DATA SHOWN –
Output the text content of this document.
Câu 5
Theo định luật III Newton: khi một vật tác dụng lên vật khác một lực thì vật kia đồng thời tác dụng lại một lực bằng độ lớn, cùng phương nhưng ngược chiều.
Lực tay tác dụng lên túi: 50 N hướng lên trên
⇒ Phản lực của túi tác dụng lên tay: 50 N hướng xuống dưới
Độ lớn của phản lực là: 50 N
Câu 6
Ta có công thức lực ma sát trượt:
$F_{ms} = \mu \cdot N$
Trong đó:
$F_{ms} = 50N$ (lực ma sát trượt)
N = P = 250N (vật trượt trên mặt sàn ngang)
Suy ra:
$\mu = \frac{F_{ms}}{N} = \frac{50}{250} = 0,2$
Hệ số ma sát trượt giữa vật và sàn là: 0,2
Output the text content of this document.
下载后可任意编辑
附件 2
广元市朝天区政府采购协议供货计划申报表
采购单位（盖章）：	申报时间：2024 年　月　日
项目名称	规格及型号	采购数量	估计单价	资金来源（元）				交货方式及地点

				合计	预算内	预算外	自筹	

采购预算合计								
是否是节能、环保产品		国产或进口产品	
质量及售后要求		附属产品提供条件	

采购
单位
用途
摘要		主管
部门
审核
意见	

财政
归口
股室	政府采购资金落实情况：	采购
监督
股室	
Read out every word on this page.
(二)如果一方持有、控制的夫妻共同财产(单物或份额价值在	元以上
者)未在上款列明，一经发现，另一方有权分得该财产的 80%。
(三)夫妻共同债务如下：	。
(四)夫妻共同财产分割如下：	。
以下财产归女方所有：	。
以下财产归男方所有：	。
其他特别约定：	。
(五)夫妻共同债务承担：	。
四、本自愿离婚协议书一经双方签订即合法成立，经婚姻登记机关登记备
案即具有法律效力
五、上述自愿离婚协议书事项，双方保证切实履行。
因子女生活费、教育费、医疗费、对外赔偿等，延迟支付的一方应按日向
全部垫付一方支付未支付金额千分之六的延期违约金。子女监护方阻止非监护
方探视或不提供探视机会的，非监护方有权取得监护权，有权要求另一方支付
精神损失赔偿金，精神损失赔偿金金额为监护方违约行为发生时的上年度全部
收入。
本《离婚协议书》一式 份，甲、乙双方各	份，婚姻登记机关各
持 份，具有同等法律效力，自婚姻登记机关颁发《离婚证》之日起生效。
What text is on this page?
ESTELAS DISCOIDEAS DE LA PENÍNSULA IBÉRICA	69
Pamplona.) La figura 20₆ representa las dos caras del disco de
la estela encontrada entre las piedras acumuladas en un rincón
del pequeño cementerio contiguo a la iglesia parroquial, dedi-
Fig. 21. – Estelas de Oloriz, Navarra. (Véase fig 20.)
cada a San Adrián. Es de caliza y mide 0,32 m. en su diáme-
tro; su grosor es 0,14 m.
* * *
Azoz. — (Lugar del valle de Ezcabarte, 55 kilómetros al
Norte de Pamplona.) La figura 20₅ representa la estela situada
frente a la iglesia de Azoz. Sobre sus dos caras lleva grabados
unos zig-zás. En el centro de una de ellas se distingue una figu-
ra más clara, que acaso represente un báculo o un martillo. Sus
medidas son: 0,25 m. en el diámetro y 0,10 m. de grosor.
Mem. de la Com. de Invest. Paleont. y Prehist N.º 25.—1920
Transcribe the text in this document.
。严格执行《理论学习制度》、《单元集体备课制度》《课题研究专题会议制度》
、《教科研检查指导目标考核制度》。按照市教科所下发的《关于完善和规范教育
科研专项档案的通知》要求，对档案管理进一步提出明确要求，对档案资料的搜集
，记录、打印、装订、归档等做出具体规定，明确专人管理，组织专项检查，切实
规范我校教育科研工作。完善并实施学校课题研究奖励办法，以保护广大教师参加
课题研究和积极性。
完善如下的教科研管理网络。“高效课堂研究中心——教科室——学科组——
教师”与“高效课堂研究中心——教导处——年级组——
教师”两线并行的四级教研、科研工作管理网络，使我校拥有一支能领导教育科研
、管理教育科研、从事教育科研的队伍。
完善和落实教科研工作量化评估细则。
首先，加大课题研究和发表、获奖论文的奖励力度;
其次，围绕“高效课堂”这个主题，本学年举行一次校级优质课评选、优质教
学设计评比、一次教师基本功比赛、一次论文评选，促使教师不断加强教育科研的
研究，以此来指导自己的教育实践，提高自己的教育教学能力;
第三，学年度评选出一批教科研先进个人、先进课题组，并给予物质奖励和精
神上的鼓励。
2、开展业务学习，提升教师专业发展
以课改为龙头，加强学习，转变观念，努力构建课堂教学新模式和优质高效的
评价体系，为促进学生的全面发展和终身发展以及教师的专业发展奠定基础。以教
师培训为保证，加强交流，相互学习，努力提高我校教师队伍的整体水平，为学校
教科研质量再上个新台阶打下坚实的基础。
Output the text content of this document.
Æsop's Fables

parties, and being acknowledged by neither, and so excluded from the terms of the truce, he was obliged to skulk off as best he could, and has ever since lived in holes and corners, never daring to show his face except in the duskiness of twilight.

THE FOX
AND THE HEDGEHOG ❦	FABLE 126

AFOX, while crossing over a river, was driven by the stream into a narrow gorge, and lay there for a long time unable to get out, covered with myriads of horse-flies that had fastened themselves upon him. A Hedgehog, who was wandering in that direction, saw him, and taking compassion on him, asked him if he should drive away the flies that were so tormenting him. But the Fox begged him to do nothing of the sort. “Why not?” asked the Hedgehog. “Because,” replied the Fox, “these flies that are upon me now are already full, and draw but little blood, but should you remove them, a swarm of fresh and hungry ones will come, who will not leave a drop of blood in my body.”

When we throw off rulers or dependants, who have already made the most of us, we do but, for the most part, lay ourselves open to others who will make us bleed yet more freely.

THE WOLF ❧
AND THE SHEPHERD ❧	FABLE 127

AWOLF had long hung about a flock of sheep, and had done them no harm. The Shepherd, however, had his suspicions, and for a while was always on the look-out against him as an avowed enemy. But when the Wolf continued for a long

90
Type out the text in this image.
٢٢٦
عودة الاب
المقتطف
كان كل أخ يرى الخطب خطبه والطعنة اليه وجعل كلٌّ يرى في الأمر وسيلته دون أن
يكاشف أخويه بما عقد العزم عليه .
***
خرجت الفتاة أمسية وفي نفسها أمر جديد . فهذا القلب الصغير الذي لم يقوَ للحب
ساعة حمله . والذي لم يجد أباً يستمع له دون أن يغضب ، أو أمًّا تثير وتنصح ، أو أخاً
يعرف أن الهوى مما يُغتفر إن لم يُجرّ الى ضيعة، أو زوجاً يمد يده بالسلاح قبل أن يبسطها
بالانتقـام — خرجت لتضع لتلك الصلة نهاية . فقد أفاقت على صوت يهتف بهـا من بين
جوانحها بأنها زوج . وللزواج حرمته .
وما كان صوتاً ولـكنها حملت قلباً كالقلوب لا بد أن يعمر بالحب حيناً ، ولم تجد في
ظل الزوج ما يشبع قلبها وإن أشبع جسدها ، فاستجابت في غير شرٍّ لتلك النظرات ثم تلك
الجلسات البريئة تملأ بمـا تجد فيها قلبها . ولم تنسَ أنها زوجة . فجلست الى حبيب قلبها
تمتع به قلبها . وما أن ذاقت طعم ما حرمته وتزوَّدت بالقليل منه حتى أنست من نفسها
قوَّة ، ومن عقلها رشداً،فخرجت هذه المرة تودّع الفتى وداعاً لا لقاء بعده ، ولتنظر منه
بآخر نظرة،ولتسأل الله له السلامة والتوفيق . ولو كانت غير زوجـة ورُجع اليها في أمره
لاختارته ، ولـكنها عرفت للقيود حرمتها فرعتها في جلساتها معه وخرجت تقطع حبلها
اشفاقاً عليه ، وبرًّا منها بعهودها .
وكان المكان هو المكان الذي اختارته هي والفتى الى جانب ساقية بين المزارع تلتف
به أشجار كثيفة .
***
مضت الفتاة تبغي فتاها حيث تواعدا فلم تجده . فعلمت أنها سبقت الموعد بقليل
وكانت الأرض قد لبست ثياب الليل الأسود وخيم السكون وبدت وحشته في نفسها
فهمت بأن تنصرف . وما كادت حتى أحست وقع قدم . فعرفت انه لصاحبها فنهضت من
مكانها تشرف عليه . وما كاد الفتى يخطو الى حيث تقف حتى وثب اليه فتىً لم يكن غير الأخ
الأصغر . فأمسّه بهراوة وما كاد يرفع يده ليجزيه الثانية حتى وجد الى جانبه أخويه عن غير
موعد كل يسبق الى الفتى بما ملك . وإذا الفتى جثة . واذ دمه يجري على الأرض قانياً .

PROBLEM DETAILS – Show the lines of the records that include the string "representa".

FINAL ANSWER –
Pamplona.) La figura 20₆ representa las dos caras del disco de
Norte de Pamplona.) La figura 20₅ representa la estela situada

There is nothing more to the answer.